## start

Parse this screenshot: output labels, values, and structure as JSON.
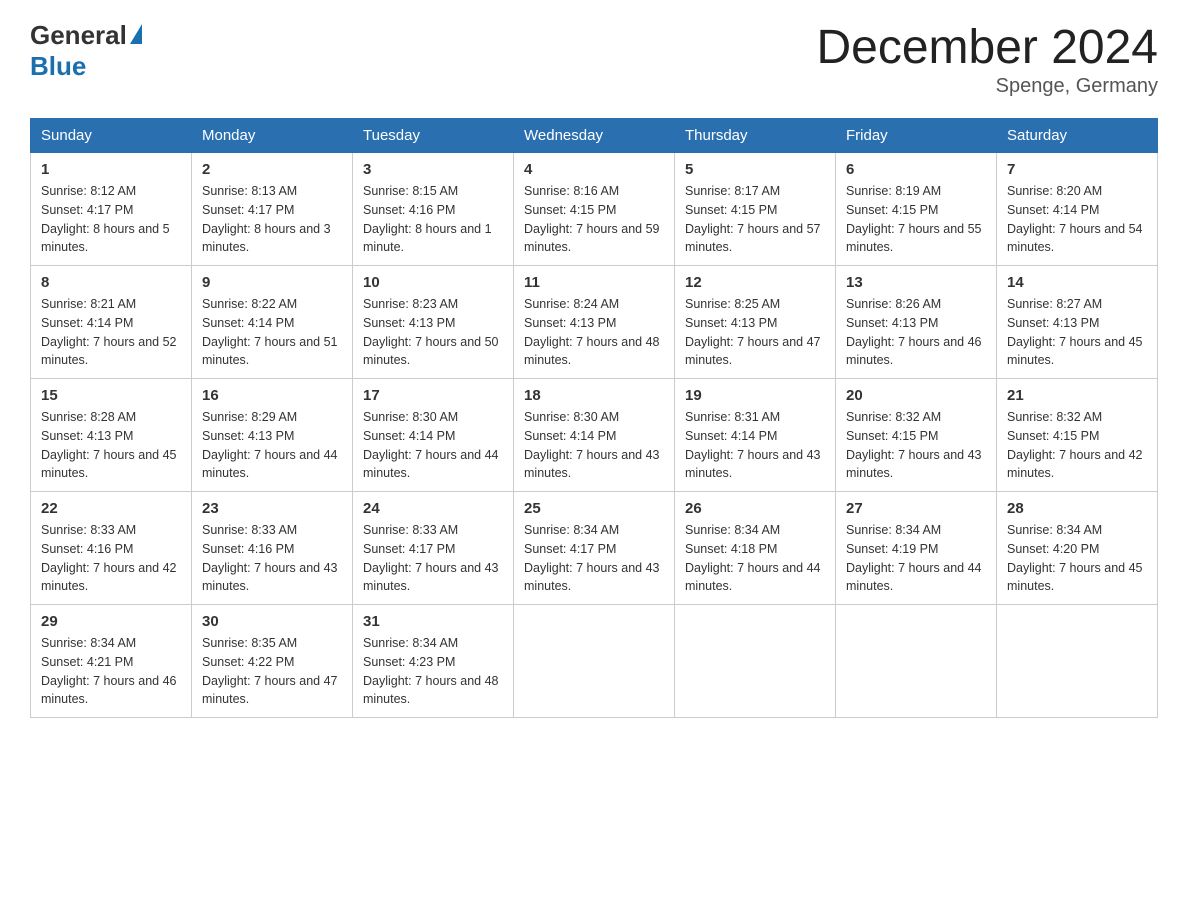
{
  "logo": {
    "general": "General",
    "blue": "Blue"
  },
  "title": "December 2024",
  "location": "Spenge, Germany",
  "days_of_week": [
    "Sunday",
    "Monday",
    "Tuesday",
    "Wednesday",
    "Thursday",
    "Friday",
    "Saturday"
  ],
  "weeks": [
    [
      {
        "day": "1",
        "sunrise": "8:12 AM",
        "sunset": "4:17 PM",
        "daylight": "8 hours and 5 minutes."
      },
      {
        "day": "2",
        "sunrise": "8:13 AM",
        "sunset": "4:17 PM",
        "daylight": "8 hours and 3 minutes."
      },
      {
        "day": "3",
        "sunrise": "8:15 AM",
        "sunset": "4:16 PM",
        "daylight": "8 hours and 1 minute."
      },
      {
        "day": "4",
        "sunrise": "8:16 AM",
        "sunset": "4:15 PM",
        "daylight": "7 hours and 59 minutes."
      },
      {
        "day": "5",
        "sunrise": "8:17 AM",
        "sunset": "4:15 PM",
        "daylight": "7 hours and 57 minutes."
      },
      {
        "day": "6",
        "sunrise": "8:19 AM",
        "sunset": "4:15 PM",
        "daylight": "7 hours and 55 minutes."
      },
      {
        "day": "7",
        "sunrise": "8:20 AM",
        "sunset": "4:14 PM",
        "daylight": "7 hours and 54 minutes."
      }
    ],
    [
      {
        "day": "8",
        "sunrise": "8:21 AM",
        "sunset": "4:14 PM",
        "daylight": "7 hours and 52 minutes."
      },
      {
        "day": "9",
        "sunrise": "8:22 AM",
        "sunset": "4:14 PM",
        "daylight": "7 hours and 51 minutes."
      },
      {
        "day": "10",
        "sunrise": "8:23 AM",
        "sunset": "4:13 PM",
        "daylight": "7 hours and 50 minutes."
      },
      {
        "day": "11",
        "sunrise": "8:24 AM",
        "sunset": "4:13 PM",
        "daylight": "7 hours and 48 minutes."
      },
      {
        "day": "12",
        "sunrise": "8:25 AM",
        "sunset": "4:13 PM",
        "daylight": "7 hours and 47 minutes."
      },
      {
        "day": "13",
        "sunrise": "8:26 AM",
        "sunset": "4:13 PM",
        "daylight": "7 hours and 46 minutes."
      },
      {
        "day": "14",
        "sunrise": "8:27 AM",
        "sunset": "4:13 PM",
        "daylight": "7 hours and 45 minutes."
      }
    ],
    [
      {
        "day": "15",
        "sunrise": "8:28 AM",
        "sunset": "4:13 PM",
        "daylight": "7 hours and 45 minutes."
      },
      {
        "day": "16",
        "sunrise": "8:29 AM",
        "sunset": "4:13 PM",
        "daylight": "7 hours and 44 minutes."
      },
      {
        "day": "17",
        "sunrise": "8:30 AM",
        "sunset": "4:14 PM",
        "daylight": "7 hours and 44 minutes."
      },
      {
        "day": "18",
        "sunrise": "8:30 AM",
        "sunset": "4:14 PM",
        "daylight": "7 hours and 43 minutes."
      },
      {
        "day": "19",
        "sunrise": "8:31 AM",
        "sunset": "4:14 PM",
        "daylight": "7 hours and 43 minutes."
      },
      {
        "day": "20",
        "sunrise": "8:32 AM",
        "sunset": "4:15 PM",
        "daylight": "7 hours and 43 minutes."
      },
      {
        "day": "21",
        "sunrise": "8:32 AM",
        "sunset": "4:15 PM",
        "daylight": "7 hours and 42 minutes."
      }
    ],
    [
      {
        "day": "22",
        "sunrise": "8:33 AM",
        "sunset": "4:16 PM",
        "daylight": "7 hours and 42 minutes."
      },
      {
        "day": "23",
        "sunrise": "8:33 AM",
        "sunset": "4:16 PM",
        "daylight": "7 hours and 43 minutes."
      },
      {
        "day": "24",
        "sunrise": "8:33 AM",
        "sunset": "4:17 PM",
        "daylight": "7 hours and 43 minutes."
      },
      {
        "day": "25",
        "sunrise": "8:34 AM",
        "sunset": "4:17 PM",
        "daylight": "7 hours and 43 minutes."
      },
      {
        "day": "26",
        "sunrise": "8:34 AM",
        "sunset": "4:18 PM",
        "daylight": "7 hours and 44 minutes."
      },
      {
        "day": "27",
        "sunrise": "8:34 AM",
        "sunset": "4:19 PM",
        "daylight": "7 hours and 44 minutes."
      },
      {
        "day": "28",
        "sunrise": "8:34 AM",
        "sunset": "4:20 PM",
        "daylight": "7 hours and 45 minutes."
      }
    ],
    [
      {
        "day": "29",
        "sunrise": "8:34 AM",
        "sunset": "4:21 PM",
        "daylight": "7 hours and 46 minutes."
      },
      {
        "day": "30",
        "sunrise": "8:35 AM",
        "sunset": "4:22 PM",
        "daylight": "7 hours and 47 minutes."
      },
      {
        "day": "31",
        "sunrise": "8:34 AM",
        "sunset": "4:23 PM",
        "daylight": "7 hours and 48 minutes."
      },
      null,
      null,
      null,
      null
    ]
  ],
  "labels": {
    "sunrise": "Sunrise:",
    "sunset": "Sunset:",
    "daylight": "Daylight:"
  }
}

## end
## start

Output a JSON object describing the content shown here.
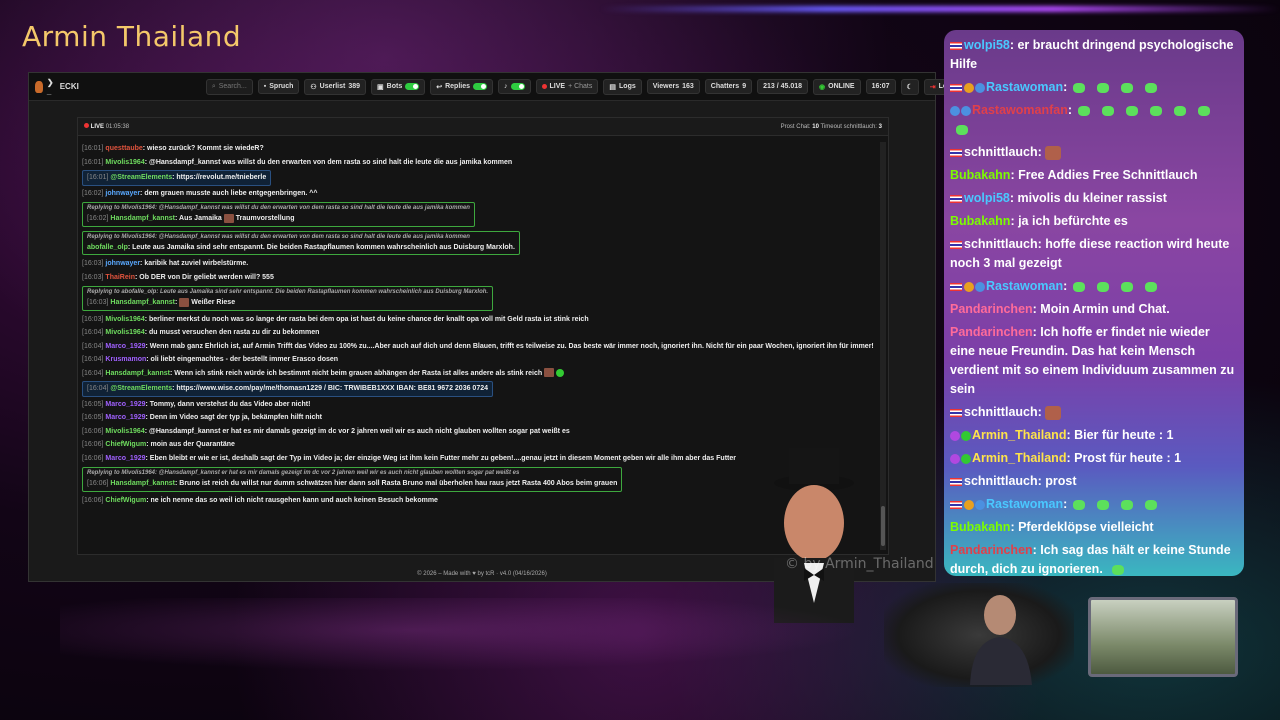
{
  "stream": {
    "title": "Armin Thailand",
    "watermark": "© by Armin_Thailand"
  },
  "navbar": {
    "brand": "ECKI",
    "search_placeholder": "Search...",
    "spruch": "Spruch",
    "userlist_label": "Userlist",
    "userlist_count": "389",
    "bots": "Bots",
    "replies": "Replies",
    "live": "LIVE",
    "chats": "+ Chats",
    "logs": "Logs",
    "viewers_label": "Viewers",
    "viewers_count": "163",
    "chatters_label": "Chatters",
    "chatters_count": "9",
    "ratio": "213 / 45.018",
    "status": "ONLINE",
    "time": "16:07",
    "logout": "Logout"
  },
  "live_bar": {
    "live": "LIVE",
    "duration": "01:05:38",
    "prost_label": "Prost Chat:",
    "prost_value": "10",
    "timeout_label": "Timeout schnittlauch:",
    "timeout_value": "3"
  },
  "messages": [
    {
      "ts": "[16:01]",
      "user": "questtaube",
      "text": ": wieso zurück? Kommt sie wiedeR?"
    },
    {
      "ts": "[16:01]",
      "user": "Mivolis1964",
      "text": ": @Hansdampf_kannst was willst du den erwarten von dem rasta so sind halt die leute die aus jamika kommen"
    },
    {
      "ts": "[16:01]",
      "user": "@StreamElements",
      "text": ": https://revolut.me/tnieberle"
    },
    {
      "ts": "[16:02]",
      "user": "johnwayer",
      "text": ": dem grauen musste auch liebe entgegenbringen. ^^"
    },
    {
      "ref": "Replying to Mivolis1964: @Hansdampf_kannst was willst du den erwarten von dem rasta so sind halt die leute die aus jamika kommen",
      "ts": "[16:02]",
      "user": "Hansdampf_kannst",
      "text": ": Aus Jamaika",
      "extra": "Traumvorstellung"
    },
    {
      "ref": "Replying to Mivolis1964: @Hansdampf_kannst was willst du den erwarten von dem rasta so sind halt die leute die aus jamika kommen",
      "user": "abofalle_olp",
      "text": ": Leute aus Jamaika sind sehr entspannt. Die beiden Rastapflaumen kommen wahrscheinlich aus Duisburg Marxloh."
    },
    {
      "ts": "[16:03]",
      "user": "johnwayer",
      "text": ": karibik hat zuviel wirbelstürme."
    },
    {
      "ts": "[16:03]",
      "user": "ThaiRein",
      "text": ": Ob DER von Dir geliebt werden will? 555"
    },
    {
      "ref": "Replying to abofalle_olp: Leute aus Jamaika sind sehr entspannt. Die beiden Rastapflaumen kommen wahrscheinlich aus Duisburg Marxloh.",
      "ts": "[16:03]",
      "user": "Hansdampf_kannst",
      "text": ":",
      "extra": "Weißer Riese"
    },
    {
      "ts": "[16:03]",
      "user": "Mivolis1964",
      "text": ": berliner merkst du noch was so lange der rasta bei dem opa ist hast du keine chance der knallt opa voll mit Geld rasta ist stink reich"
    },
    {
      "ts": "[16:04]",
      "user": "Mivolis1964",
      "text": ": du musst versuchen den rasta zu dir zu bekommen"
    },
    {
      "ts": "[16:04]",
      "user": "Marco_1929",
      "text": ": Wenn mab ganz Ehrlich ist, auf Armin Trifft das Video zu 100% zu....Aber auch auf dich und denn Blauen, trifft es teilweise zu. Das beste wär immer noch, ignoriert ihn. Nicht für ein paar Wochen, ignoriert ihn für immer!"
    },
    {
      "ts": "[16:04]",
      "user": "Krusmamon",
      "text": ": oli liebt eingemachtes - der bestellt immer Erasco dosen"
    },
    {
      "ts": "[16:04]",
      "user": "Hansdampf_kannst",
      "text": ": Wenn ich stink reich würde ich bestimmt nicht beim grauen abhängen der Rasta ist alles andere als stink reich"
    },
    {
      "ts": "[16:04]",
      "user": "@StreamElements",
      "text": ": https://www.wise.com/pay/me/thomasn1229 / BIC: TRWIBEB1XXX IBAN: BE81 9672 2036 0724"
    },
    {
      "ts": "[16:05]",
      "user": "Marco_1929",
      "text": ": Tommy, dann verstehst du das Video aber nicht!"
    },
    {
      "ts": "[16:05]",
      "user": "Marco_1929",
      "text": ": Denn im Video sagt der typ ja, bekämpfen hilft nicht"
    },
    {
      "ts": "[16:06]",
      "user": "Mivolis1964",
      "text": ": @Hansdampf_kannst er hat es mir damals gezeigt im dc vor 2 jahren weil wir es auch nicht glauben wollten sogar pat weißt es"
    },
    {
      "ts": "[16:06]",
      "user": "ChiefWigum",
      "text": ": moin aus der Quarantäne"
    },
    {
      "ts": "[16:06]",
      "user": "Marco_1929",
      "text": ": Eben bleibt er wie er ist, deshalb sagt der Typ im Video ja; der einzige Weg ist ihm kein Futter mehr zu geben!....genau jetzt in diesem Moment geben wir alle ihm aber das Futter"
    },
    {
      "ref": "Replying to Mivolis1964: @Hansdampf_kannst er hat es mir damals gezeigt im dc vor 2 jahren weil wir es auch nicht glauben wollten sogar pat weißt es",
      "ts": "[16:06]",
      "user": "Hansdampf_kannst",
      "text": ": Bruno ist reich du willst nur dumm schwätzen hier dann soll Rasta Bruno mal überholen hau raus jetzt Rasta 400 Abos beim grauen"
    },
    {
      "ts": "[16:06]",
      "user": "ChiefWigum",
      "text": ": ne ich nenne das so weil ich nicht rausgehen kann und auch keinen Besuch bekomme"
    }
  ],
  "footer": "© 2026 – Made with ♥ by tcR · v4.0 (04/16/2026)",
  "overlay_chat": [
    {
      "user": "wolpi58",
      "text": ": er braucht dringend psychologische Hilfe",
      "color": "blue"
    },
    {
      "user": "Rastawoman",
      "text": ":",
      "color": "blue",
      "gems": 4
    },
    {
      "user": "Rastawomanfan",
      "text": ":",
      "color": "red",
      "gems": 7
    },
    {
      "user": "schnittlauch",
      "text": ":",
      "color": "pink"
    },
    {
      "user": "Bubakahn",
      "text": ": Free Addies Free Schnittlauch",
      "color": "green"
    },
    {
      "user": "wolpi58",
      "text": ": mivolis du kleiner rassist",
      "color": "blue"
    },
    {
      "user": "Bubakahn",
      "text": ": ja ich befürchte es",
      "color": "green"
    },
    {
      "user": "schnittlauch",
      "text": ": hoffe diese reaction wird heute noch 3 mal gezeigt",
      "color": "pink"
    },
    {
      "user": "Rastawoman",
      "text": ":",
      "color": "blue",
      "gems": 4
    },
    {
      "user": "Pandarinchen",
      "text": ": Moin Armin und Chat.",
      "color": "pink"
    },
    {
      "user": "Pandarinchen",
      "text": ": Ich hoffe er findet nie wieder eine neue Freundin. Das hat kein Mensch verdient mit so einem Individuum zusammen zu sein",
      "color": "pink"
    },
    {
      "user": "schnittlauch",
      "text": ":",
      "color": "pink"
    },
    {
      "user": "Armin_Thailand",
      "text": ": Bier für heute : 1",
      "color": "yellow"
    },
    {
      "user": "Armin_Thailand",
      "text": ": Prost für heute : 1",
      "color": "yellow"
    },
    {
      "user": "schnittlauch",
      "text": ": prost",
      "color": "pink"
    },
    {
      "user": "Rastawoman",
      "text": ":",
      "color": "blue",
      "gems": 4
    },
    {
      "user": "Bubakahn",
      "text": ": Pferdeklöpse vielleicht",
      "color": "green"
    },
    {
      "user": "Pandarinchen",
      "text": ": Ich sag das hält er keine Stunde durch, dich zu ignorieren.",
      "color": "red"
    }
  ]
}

## end

The task: Your task is to gather all lines from the entries above that hold the word "sogar".

Solution for this exercise:
      "text": ": @Hansdampf_kannst er hat es mir damals gezeigt im dc vor 2 jahren weil wir es auch nicht glauben wollten sogar pat weißt es"
      "ref": "Replying to Mivolis1964: @Hansdampf_kannst er hat es mir damals gezeigt im dc vor 2 jahren weil wir es auch nicht glauben wollten sogar pat weißt es",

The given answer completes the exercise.